Quote the listing below in its entirety.

▶ **Source data**:
= = =
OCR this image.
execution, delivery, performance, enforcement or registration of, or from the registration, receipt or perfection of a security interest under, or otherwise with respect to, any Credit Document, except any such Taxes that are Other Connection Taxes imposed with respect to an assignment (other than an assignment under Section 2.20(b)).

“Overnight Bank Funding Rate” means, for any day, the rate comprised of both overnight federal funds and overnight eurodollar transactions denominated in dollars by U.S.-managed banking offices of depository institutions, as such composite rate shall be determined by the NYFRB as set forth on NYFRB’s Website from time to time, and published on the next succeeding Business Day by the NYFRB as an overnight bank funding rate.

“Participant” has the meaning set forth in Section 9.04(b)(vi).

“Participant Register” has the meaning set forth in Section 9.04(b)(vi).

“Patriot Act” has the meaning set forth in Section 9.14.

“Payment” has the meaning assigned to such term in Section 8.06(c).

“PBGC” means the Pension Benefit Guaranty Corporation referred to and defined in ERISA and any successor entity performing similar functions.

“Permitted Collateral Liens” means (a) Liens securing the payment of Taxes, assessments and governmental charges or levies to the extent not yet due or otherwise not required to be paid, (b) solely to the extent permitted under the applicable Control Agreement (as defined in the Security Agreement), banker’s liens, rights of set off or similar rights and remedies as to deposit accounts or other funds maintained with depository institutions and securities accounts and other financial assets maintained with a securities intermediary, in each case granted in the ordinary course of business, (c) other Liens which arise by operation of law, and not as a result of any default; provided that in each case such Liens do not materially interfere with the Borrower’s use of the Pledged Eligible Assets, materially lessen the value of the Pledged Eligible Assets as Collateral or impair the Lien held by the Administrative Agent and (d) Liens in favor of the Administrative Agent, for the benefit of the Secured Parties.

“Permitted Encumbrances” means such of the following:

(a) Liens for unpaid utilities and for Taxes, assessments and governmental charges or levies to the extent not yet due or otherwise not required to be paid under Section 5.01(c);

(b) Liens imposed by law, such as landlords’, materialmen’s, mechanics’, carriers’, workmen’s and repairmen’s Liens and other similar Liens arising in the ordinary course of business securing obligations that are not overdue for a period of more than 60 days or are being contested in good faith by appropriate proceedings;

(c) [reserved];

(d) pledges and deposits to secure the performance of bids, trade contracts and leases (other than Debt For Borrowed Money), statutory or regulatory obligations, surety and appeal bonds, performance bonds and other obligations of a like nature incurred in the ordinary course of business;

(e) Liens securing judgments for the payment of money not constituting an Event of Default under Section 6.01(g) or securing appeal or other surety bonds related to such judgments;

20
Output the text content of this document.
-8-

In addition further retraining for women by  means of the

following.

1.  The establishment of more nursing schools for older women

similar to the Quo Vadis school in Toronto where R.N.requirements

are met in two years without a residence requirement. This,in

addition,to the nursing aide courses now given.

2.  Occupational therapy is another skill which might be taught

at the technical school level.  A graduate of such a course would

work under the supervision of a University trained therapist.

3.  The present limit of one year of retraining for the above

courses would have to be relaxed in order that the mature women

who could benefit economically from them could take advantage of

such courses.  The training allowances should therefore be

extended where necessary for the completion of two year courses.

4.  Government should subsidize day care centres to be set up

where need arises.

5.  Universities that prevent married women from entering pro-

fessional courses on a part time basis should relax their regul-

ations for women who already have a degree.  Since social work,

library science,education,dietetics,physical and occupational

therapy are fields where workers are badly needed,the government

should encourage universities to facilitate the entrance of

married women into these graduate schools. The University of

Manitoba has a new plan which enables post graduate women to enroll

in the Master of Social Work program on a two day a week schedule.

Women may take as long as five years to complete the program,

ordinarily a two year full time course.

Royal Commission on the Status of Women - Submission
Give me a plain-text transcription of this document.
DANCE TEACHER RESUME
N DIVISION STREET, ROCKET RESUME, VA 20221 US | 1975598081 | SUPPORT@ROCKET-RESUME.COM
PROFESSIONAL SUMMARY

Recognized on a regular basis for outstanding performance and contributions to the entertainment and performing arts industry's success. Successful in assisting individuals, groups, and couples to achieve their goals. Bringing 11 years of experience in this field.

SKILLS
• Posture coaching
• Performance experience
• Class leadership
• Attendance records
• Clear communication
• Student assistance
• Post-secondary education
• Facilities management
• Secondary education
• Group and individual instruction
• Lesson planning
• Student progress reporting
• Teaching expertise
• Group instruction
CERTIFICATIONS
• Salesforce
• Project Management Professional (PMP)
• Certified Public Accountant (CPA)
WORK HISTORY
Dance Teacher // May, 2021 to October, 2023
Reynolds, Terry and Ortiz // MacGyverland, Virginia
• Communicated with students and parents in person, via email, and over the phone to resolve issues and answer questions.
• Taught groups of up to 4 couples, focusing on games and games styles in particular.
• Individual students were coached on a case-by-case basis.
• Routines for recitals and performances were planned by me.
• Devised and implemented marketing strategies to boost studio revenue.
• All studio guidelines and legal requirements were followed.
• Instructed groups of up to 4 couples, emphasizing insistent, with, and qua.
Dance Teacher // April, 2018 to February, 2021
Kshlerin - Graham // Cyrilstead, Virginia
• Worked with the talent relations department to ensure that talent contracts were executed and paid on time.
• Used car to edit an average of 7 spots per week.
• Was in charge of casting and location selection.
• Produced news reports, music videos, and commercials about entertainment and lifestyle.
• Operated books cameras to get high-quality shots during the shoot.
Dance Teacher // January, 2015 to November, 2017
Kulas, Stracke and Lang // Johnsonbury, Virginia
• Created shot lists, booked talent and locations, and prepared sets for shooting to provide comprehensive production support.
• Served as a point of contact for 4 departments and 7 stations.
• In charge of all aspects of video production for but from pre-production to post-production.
= = =
▶ **Completed exercise**:
OCR this image.
execution, delivery, performance, enforcement or registration of, or from the registration, receipt or perfection of a security interest under, or otherwise with respect to, any Credit Document, except any such Taxes that are Other Connection Taxes imposed with respect to an assignment (other than an assignment under Section 2.20(b)).

“Overnight Bank Funding Rate” means, for any day, the rate comprised of both overnight federal funds and overnight eurodollar transactions denominated in dollars by U.S.-managed banking offices of depository institutions, as such composite rate shall be determined by the NYFRB as set forth on NYFRB’s Website from time to time, and published on the next succeeding Business Day by the NYFRB as an overnight bank funding rate.

“Participant” has the meaning set forth in Section 9.04(b)(vi).

“Participant Register” has the meaning set forth in Section 9.04(b)(vi).

“Patriot Act” has the meaning set forth in Section 9.14.

“Payment” has the meaning assigned to such term in Section 8.06(c).

“PBGC” means the Pension Benefit Guaranty Corporation referred to and defined in ERISA and any successor entity performing similar functions.

“Permitted Collateral Liens” means (a) Liens securing the payment of Taxes, assessments and governmental charges or levies to the extent not yet due or otherwise not required to be paid, (b) solely to the extent permitted under the applicable Control Agreement (as defined in the Security Agreement), banker’s liens, rights of set off or similar rights and remedies as to deposit accounts or other funds maintained with depository institutions and securities accounts and other financial assets maintained with a securities intermediary, in each case granted in the ordinary course of business, (c) other Liens which arise by operation of law, and not as a result of any default; provided that in each case such Liens do not materially interfere with the Borrower’s use of the Pledged Eligible Assets, materially lessen the value of the Pledged Eligible Assets as Collateral or impair the Lien held by the Administrative Agent and (d) Liens in favor of the Administrative Agent, for the benefit of the Secured Parties.

“Permitted Encumbrances” means such of the following:

(a) Liens for unpaid utilities and for Taxes, assessments and governmental charges or levies to the extent not yet due or otherwise not required to be paid under Section 5.01(c);

(b) Liens imposed by law, such as landlords’, materialmen’s, mechanics’, carriers’, workmen’s and repairmen’s Liens and other similar Liens arising in the ordinary course of business securing obligations that are not overdue for a period of more than 60 days or are being contested in good faith by appropriate proceedings;

(c) [reserved];

(d) pledges and deposits to secure the performance of bids, trade contracts and leases (other than Debt For Borrowed Money), statutory or regulatory obligations, surety and appeal bonds, performance bonds and other obligations of a like nature incurred in the ordinary course of business;

(e) Liens securing judgments for the payment of money not constituting an Event of Default under Section 6.01(g) or securing appeal or other surety bonds related to such judgments;

20
Output the text content of this document.
-8-

In addition further retraining for women by  means of the

following.

1.  The establishment of more nursing schools for older women

similar to the Quo Vadis school in Toronto where R.N.requirements

are met in two years without a residence requirement. This,in

addition,to the nursing aide courses now given.

2.  Occupational therapy is another skill which might be taught

at the technical school level.  A graduate of such a course would

work under the supervision of a University trained therapist.

3.  The present limit of one year of retraining for the above

courses would have to be relaxed in order that the mature women

who could benefit economically from them could take advantage of

such courses.  The training allowances should therefore be

extended where necessary for the completion of two year courses.

4.  Government should subsidize day care centres to be set up

where need arises.

5.  Universities that prevent married women from entering pro-

fessional courses on a part time basis should relax their regul-

ations for women who already have a degree.  Since social work,

library science,education,dietetics,physical and occupational

therapy are fields where workers are badly needed,the government

should encourage universities to facilitate the entrance of

married women into these graduate schools. The University of

Manitoba has a new plan which enables post graduate women to enroll

in the Master of Social Work program on a two day a week schedule.

Women may take as long as five years to complete the program,

ordinarily a two year full time course.

Royal Commission on the Status of Women - Submission
Give me a plain-text transcription of this document.
DANCE TEACHER RESUME
N DIVISION STREET, ROCKET RESUME, VA 20221 US | 1975598081 | SUPPORT@ROCKET-RESUME.COM
PROFESSIONAL SUMMARY

Recognized on a regular basis for outstanding performance and contributions to the entertainment and performing arts industry's success. Successful in assisting individuals, groups, and couples to achieve their goals. Bringing 11 years of experience in this field.

SKILLS
• Posture coaching
• Performance experience
• Class leadership
• Attendance records
• Clear communication
• Student assistance
• Post-secondary education
• Facilities management
• Secondary education
• Group and individual instruction
• Lesson planning
• Student progress reporting
• Teaching expertise
• Group instruction
CERTIFICATIONS
• Salesforce
• Project Management Professional (PMP)
• Certified Public Accountant (CPA)
WORK HISTORY
Dance Teacher // May, 2021 to October, 2023
Reynolds, Terry and Ortiz // MacGyverland, Virginia
• Communicated with students and parents in person, via email, and over the phone to resolve issues and answer questions.
• Taught groups of up to 4 couples, focusing on games and games styles in particular.
• Individual students were coached on a case-by-case basis.
• Routines for recitals and performances were planned by me.
• Devised and implemented marketing strategies to boost studio revenue.
• All studio guidelines and legal requirements were followed.
• Instructed groups of up to 4 couples, emphasizing insistent, with, and qua.
Dance Teacher // April, 2018 to February, 2021
Kshlerin - Graham // Cyrilstead, Virginia
• Worked with the talent relations department to ensure that talent contracts were executed and paid on time.
• Used car to edit an average of 7 spots per week.
• Was in charge of casting and location selection.
• Produced news reports, music videos, and commercials about entertainment and lifestyle.
• Operated books cameras to get high-quality shots during the shoot.
Dance Teacher // January, 2015 to November, 2017
Kulas, Stracke and Lang // Johnsonbury, Virginia
• Created shot lists, booked talent and locations, and prepared sets for shooting to provide comprehensive production support.
• Served as a point of contact for 4 departments and 7 stations.
• In charge of all aspects of video production for but from pre-production to post-production.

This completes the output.